[Short exercise] Below are the records; copy each line in them that holds the word "JSON".

(A run of records)
********************
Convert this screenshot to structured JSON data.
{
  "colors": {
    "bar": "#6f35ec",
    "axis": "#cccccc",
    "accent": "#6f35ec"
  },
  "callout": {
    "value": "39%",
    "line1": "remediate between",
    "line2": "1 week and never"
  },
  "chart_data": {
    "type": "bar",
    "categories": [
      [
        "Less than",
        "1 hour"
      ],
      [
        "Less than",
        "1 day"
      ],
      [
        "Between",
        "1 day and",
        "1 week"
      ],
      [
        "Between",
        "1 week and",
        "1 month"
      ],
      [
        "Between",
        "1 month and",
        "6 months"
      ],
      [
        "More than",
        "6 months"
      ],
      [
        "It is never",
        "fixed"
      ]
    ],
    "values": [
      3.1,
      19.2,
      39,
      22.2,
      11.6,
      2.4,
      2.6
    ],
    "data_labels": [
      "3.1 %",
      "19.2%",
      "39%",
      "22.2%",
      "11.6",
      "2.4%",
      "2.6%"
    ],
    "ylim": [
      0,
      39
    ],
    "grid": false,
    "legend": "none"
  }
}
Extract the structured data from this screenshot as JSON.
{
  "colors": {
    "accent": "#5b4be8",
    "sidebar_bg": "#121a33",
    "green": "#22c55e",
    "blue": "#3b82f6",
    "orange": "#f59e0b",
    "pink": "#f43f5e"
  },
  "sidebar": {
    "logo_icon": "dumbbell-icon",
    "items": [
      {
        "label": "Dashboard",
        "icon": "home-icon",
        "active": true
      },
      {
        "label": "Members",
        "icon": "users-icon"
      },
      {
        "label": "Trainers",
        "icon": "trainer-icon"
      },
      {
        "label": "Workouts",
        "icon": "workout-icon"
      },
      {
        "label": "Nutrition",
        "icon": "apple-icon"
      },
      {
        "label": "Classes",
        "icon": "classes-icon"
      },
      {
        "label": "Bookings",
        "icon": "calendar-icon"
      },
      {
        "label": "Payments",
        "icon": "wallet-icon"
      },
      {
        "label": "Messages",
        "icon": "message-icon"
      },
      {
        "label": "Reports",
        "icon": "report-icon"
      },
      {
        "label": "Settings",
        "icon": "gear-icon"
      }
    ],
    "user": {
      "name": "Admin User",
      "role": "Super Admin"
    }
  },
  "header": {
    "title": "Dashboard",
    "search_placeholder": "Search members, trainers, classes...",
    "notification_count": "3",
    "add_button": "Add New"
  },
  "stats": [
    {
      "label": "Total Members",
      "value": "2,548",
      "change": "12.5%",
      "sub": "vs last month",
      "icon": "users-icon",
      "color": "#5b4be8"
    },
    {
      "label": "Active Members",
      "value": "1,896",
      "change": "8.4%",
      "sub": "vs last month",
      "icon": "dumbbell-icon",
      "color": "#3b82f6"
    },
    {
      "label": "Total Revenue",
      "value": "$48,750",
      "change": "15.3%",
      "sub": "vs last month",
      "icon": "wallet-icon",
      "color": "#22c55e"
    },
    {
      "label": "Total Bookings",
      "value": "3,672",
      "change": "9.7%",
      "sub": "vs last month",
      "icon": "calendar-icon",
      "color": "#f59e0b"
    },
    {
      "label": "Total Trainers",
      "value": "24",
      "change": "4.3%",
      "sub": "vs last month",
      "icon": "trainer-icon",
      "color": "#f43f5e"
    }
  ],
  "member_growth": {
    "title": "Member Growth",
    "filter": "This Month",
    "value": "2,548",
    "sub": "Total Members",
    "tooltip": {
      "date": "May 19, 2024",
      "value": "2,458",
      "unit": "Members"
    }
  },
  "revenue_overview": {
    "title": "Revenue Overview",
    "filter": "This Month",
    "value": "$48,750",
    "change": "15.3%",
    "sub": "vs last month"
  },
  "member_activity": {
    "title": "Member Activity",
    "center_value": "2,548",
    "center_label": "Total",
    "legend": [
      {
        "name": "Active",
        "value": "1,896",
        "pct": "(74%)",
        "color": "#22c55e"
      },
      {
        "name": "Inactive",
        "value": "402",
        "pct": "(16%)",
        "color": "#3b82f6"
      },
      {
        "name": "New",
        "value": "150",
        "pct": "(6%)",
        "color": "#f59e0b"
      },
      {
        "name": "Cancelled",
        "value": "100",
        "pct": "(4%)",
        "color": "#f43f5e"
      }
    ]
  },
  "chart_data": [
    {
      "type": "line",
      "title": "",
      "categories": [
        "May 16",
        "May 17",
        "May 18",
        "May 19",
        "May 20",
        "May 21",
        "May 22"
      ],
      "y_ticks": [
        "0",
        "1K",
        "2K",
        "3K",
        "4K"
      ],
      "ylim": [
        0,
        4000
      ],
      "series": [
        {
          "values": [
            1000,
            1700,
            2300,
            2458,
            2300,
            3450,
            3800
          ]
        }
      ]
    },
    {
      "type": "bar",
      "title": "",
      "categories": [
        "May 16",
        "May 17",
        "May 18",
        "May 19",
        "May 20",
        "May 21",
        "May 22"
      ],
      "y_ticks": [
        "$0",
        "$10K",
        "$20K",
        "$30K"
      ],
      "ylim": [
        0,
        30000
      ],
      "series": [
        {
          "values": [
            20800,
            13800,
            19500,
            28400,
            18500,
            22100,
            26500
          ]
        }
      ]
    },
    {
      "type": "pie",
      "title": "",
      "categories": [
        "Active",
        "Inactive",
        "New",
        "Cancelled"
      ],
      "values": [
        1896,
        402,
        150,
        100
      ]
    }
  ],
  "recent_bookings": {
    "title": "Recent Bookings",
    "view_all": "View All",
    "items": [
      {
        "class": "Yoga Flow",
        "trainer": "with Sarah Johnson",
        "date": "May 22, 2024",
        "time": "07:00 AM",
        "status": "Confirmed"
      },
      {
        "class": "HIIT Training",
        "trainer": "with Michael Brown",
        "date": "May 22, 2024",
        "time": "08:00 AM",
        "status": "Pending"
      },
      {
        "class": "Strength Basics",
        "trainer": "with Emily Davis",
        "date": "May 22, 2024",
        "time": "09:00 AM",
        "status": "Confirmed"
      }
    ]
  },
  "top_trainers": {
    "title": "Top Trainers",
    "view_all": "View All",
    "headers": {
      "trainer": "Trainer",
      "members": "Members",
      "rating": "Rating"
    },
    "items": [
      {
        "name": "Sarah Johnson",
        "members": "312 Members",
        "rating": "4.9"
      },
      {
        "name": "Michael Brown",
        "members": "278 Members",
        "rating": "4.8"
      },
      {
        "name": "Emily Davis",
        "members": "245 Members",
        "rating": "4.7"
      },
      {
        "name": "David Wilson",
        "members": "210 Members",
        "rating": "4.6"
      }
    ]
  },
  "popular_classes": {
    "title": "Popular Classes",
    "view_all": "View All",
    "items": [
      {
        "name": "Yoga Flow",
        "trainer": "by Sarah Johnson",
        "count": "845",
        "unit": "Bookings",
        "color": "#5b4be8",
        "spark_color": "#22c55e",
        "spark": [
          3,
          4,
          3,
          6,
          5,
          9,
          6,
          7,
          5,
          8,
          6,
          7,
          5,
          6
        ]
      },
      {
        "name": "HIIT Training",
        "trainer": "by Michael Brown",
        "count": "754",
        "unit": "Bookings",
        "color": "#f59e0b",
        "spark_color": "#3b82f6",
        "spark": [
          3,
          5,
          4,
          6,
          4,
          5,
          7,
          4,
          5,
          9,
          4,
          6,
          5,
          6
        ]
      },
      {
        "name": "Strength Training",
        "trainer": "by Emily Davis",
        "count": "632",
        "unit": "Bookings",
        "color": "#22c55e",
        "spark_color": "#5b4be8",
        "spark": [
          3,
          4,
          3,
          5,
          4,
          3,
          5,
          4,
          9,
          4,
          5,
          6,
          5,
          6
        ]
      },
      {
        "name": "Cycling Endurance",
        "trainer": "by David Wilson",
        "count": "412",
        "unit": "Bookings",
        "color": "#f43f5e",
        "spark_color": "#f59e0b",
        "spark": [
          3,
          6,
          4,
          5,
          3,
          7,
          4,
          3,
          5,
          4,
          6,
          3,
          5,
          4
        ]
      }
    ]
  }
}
********************
[Final result]
Convert this screenshot to structured JSON data.
Extract the structured data from this screenshot as JSON.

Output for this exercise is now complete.